>> start INFORMATION SUPPLIED
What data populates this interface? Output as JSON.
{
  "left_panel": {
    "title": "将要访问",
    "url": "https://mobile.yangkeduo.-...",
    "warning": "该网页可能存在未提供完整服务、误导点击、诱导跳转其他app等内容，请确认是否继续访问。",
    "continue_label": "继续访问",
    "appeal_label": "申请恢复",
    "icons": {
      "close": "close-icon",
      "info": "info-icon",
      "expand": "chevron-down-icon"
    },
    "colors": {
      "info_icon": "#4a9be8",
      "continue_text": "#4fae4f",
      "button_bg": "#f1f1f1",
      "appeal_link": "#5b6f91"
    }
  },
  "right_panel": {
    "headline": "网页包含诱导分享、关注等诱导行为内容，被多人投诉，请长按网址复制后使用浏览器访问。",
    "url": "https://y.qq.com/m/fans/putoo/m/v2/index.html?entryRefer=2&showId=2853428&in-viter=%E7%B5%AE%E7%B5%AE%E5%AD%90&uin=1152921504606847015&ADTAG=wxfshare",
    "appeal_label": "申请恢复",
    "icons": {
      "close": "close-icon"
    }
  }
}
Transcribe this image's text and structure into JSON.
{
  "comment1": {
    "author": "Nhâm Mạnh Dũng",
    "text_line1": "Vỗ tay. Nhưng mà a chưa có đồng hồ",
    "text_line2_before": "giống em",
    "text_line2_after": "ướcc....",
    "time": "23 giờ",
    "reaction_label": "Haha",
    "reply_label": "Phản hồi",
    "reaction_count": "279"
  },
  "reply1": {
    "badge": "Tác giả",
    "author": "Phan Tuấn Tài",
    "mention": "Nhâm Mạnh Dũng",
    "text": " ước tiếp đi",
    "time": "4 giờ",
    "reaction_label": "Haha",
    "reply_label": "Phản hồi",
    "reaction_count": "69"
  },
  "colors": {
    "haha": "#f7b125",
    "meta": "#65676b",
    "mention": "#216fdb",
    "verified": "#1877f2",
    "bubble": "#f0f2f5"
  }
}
>> end INFORMATION SUPPLIED
>> start INFORMATION SUPPLIED
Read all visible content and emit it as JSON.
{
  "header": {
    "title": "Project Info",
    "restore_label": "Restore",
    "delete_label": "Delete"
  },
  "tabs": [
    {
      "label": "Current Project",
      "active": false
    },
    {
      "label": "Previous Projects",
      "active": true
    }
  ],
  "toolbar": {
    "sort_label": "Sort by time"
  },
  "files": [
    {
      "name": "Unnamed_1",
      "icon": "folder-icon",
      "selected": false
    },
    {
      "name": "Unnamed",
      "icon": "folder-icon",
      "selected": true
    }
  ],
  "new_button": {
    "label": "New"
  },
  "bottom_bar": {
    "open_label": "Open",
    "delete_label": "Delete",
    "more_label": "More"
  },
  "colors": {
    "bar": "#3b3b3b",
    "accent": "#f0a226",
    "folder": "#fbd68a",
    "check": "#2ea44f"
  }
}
>> end INFORMATION SUPPLIED
>> start INFORMATION SUPPLIED
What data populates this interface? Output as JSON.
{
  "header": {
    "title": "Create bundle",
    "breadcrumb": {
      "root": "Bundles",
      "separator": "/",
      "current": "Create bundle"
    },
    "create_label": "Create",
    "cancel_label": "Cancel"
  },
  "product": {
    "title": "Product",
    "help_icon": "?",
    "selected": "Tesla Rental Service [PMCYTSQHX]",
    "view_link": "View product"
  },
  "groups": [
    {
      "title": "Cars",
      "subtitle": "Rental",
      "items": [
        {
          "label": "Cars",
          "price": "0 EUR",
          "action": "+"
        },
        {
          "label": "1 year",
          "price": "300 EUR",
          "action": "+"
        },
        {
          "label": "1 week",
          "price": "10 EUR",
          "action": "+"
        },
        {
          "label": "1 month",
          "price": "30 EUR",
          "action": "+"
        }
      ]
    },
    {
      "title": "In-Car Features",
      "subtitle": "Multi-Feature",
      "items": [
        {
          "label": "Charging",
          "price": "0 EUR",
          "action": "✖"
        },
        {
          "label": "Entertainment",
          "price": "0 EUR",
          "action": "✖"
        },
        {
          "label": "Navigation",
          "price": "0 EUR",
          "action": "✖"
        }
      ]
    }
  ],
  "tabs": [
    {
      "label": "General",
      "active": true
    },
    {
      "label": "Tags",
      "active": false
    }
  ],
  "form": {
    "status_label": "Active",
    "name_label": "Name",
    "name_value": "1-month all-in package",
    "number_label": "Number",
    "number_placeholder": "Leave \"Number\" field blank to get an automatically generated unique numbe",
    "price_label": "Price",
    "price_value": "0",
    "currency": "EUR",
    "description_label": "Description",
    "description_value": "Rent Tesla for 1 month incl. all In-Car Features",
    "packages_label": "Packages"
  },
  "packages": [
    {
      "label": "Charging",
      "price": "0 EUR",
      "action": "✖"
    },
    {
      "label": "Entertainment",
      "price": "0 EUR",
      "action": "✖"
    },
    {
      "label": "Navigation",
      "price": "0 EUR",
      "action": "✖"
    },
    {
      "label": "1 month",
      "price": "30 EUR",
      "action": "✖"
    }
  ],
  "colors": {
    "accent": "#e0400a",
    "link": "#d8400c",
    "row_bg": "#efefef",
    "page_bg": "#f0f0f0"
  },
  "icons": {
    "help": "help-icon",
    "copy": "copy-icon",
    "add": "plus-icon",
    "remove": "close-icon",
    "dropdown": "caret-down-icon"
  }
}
>> end INFORMATION SUPPLIED
Return every line in the listing that contains the word "Nhâm".

    "author": "Nhâm Mạnh Dũng",
    "mention": "Nhâm Mạnh Dũng",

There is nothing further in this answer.